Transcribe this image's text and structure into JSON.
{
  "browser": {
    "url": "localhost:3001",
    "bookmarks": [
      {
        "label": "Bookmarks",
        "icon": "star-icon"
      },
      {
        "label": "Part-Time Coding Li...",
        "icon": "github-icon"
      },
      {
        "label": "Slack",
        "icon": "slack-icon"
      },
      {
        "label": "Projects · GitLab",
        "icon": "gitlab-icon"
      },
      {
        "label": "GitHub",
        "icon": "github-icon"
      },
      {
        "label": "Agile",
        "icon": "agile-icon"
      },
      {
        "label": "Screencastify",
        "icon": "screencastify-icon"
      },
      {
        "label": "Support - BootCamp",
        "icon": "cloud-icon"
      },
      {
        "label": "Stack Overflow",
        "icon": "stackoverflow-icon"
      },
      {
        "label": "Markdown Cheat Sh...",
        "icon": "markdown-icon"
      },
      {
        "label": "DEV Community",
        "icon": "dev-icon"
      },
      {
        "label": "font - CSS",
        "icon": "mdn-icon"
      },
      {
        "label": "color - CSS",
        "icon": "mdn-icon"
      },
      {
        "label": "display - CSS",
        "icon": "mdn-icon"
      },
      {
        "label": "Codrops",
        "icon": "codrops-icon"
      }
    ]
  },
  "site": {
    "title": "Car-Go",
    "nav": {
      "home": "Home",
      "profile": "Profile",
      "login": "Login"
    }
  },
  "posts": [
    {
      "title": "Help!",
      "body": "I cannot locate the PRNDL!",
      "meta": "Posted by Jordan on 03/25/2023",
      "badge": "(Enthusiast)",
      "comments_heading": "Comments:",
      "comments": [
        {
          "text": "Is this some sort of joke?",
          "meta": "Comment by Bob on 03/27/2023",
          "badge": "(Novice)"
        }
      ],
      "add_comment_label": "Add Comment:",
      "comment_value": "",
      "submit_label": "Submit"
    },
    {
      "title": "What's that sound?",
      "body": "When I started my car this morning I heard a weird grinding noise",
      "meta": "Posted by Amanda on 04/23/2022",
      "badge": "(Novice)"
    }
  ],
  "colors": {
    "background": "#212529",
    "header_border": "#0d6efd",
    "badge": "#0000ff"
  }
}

· · ·

▶ _Problem statement_
Check each line of the records for the word "badge", and show the lines that contain it.

▶ _Solution for this task_
      "badge": "(Enthusiast)",
          "badge": "(Novice)"
      "badge": "(Novice)"
    "badge": "#0000ff"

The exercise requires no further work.